▶ **GIVEN ENTRIES**:
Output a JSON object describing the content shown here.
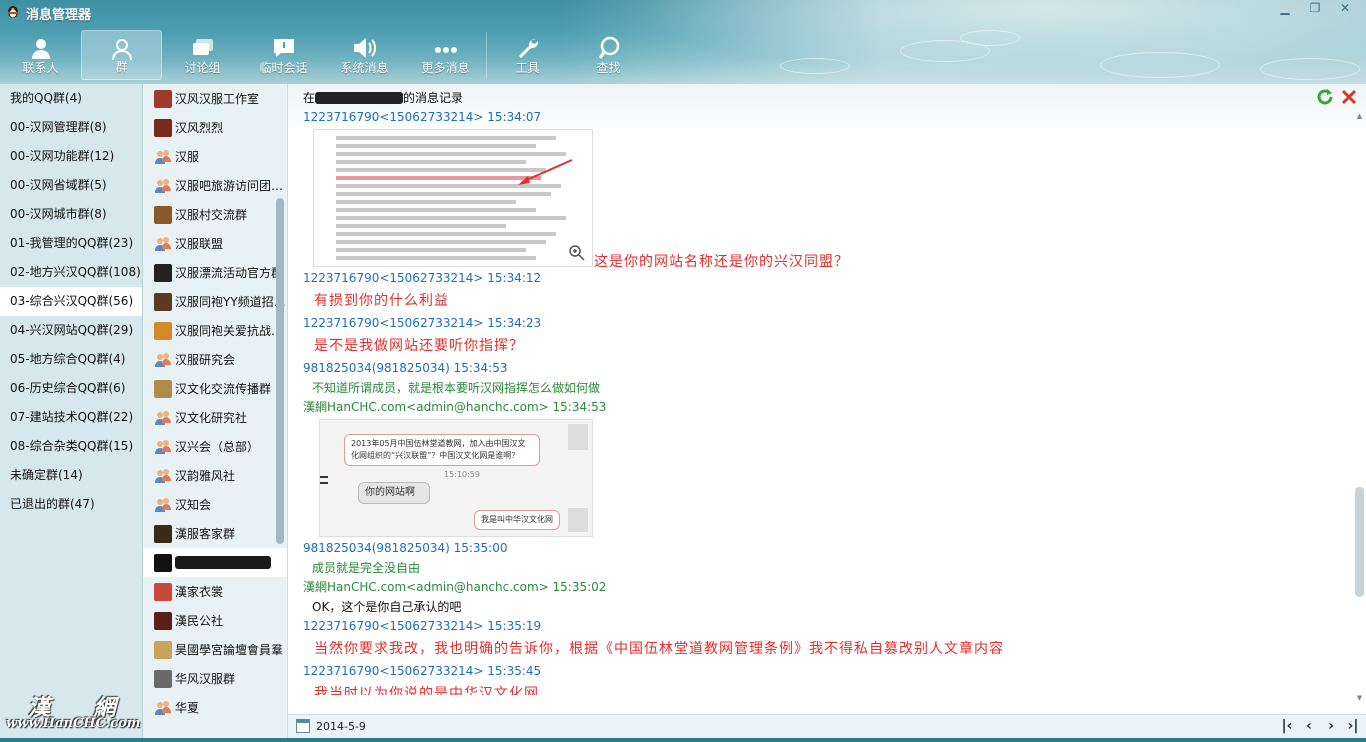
{
  "window": {
    "title": "消息管理器",
    "controls": [
      "minimize",
      "restore",
      "close"
    ]
  },
  "toolbar": [
    {
      "label": "联系人",
      "icon": "contact-icon"
    },
    {
      "label": "群",
      "icon": "group-icon",
      "active": true
    },
    {
      "label": "讨论组",
      "icon": "discussion-icon"
    },
    {
      "label": "临时会话",
      "icon": "temp-chat-icon"
    },
    {
      "label": "系统消息",
      "icon": "speaker-icon"
    },
    {
      "label": "更多消息",
      "icon": "more-icon"
    },
    {
      "label": "工具",
      "icon": "wrench-icon"
    },
    {
      "label": "查找",
      "icon": "search-icon"
    }
  ],
  "categories": [
    {
      "label": "我的QQ群(4)"
    },
    {
      "label": "00-汉网管理群(8)"
    },
    {
      "label": "00-汉网功能群(12)"
    },
    {
      "label": "00-汉网省域群(5)"
    },
    {
      "label": "00-汉网城市群(8)"
    },
    {
      "label": "01-我管理的QQ群(23)"
    },
    {
      "label": "02-地方兴汉QQ群(108)"
    },
    {
      "label": "03-综合兴汉QQ群(56)",
      "selected": true
    },
    {
      "label": "04-兴汉网站QQ群(29)"
    },
    {
      "label": "05-地方综合QQ群(4)"
    },
    {
      "label": "06-历史综合QQ群(6)"
    },
    {
      "label": "07-建站技术QQ群(22)"
    },
    {
      "label": "08-综合杂类QQ群(15)"
    },
    {
      "label": "未确定群(14)"
    },
    {
      "label": "已退出的群(47)"
    }
  ],
  "watermark": {
    "chars": "漢 網",
    "url": "www.HanCHC.com"
  },
  "groups": [
    {
      "name": "汉风汉服工作室",
      "icon": "avatar-a"
    },
    {
      "name": "汉风烈烈",
      "icon": "avatar-b"
    },
    {
      "name": "汉服",
      "icon": "people"
    },
    {
      "name": "汉服吧旅游访问团…",
      "icon": "people"
    },
    {
      "name": "汉服村交流群",
      "icon": "avatar-c"
    },
    {
      "name": "汉服联盟",
      "icon": "people"
    },
    {
      "name": "汉服漂流活动官方群",
      "icon": "avatar-d"
    },
    {
      "name": "汉服同袍YY频道招…",
      "icon": "avatar-e"
    },
    {
      "name": "汉服同袍关爱抗战…",
      "icon": "avatar-f"
    },
    {
      "name": "汉服研究会",
      "icon": "people"
    },
    {
      "name": "汉文化交流传播群",
      "icon": "avatar-g"
    },
    {
      "name": "汉文化研究社",
      "icon": "people"
    },
    {
      "name": "汉兴会（总部）",
      "icon": "people"
    },
    {
      "name": "汉韵雅风社",
      "icon": "people"
    },
    {
      "name": "汉知会",
      "icon": "people"
    },
    {
      "name": "漢服客家群",
      "icon": "avatar-h"
    },
    {
      "name": "",
      "icon": "avatar-i",
      "selected": true,
      "redacted": true
    },
    {
      "name": "漢家衣裳",
      "icon": "avatar-j"
    },
    {
      "name": "漢民公社",
      "icon": "avatar-k"
    },
    {
      "name": "昊國學宮論壇會員羣",
      "icon": "avatar-l"
    },
    {
      "name": "华风汉服群",
      "icon": "avatar-m"
    },
    {
      "name": "华夏",
      "icon": "people"
    }
  ],
  "record": {
    "prefix": "在",
    "suffix": "的消息记录"
  },
  "messages": {
    "m1_sender": "1223716790<15062733214> 15:34:07",
    "m1_caption": "这是你的网站名称还是你的兴汉同盟？",
    "m2_sender": "1223716790<15062733214> 15:34:12",
    "m2_body": "有损到你的什么利益",
    "m3_sender": "1223716790<15062733214> 15:34:23",
    "m3_body": "是不是我做网站还要听你指挥？",
    "m4_sender": "981825034(981825034) 15:34:53",
    "m4_body": "不知道所谓成员，就是根本要听汉网指挥怎么做如何做",
    "m5_sender": "漢網HanCHC.com<admin@hanchc.com> 15:34:53",
    "m5_img_bubble1": "2013年05月中国伍林堂道教网，加入由中国汉文化网组织的“兴汉联盟”？中国汉文化网是谁啊？",
    "m5_img_time": "15:10:59",
    "m5_img_bubble2": "你的网站啊",
    "m5_img_bubble3": "我是叫中华汉文化网",
    "m6_sender": "981825034(981825034) 15:35:00",
    "m6_body": "成员就是完全没自由",
    "m7_sender": "漢網HanCHC.com<admin@hanchc.com> 15:35:02",
    "m7_body": "OK，这个是你自己承认的吧",
    "m8_sender": "1223716790<15062733214> 15:35:19",
    "m8_body": "当然你要求我改，我也明确的告诉你，根据《中国伍林堂道教网管理条例》我不得私自篡改别人文章内容",
    "m9_sender": "1223716790<15062733214> 15:35:45",
    "m9_body": "我当时以为你说的是中华汉文化网"
  },
  "footer": {
    "date": "2014-5-9"
  },
  "colors": {
    "sender_blue": "#1e6fb8",
    "sender_green": "#2a8a3a",
    "red_text": "#e03030",
    "header_teal": "#4f9fb2"
  }
}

▶ **BRIEF**:
The records shown above are to be repeated exactly, with the pictures left out.

▶ **SOLUTION BELOW**:
Output a JSON object describing the content shown here.
{
  "window": {
    "title": "消息管理器",
    "controls": [
      "minimize",
      "restore",
      "close"
    ]
  },
  "toolbar": [
    {
      "label": "联系人",
      "icon": "contact-icon"
    },
    {
      "label": "群",
      "icon": "group-icon",
      "active": true
    },
    {
      "label": "讨论组",
      "icon": "discussion-icon"
    },
    {
      "label": "临时会话",
      "icon": "temp-chat-icon"
    },
    {
      "label": "系统消息",
      "icon": "speaker-icon"
    },
    {
      "label": "更多消息",
      "icon": "more-icon"
    },
    {
      "label": "工具",
      "icon": "wrench-icon"
    },
    {
      "label": "查找",
      "icon": "search-icon"
    }
  ],
  "categories": [
    {
      "label": "我的QQ群(4)"
    },
    {
      "label": "00-汉网管理群(8)"
    },
    {
      "label": "00-汉网功能群(12)"
    },
    {
      "label": "00-汉网省域群(5)"
    },
    {
      "label": "00-汉网城市群(8)"
    },
    {
      "label": "01-我管理的QQ群(23)"
    },
    {
      "label": "02-地方兴汉QQ群(108)"
    },
    {
      "label": "03-综合兴汉QQ群(56)",
      "selected": true
    },
    {
      "label": "04-兴汉网站QQ群(29)"
    },
    {
      "label": "05-地方综合QQ群(4)"
    },
    {
      "label": "06-历史综合QQ群(6)"
    },
    {
      "label": "07-建站技术QQ群(22)"
    },
    {
      "label": "08-综合杂类QQ群(15)"
    },
    {
      "label": "未确定群(14)"
    },
    {
      "label": "已退出的群(47)"
    }
  ],
  "watermark": {
    "chars": "漢 網",
    "url": "www.HanCHC.com"
  },
  "groups": [
    {
      "name": "汉风汉服工作室",
      "icon": "avatar-a"
    },
    {
      "name": "汉风烈烈",
      "icon": "avatar-b"
    },
    {
      "name": "汉服",
      "icon": "people"
    },
    {
      "name": "汉服吧旅游访问团…",
      "icon": "people"
    },
    {
      "name": "汉服村交流群",
      "icon": "avatar-c"
    },
    {
      "name": "汉服联盟",
      "icon": "people"
    },
    {
      "name": "汉服漂流活动官方群",
      "icon": "avatar-d"
    },
    {
      "name": "汉服同袍YY频道招…",
      "icon": "avatar-e"
    },
    {
      "name": "汉服同袍关爱抗战…",
      "icon": "avatar-f"
    },
    {
      "name": "汉服研究会",
      "icon": "people"
    },
    {
      "name": "汉文化交流传播群",
      "icon": "avatar-g"
    },
    {
      "name": "汉文化研究社",
      "icon": "people"
    },
    {
      "name": "汉兴会（总部）",
      "icon": "people"
    },
    {
      "name": "汉韵雅风社",
      "icon": "people"
    },
    {
      "name": "汉知会",
      "icon": "people"
    },
    {
      "name": "漢服客家群",
      "icon": "avatar-h"
    },
    {
      "name": "",
      "icon": "avatar-i",
      "selected": true,
      "redacted": true
    },
    {
      "name": "漢家衣裳",
      "icon": "avatar-j"
    },
    {
      "name": "漢民公社",
      "icon": "avatar-k"
    },
    {
      "name": "昊國學宮論壇會員羣",
      "icon": "avatar-l"
    },
    {
      "name": "华风汉服群",
      "icon": "avatar-m"
    },
    {
      "name": "华夏",
      "icon": "people"
    }
  ],
  "record": {
    "prefix": "在",
    "suffix": "的消息记录"
  },
  "messages": {
    "m1_sender": "1223716790<15062733214> 15:34:07",
    "m1_caption": "这是你的网站名称还是你的兴汉同盟？",
    "m2_sender": "1223716790<15062733214> 15:34:12",
    "m2_body": "有损到你的什么利益",
    "m3_sender": "1223716790<15062733214> 15:34:23",
    "m3_body": "是不是我做网站还要听你指挥？",
    "m4_sender": "981825034(981825034) 15:34:53",
    "m4_body": "不知道所谓成员，就是根本要听汉网指挥怎么做如何做",
    "m5_sender": "漢網HanCHC.com<admin@hanchc.com> 15:34:53",
    "m5_img_bubble1": "2013年05月中国伍林堂道教网，加入由中国汉文化网组织的“兴汉联盟”？中国汉文化网是谁啊？",
    "m5_img_time": "15:10:59",
    "m5_img_bubble2": "你的网站啊",
    "m5_img_bubble3": "我是叫中华汉文化网",
    "m6_sender": "981825034(981825034) 15:35:00",
    "m6_body": "成员就是完全没自由",
    "m7_sender": "漢網HanCHC.com<admin@hanchc.com> 15:35:02",
    "m7_body": "OK，这个是你自己承认的吧",
    "m8_sender": "1223716790<15062733214> 15:35:19",
    "m8_body": "当然你要求我改，我也明确的告诉你，根据《中国伍林堂道教网管理条例》我不得私自篡改别人文章内容",
    "m9_sender": "1223716790<15062733214> 15:35:45",
    "m9_body": "我当时以为你说的是中华汉文化网"
  },
  "footer": {
    "date": "2014-5-9"
  },
  "colors": {
    "sender_blue": "#1e6fb8",
    "sender_green": "#2a8a3a",
    "red_text": "#e03030",
    "header_teal": "#4f9fb2"
  }
}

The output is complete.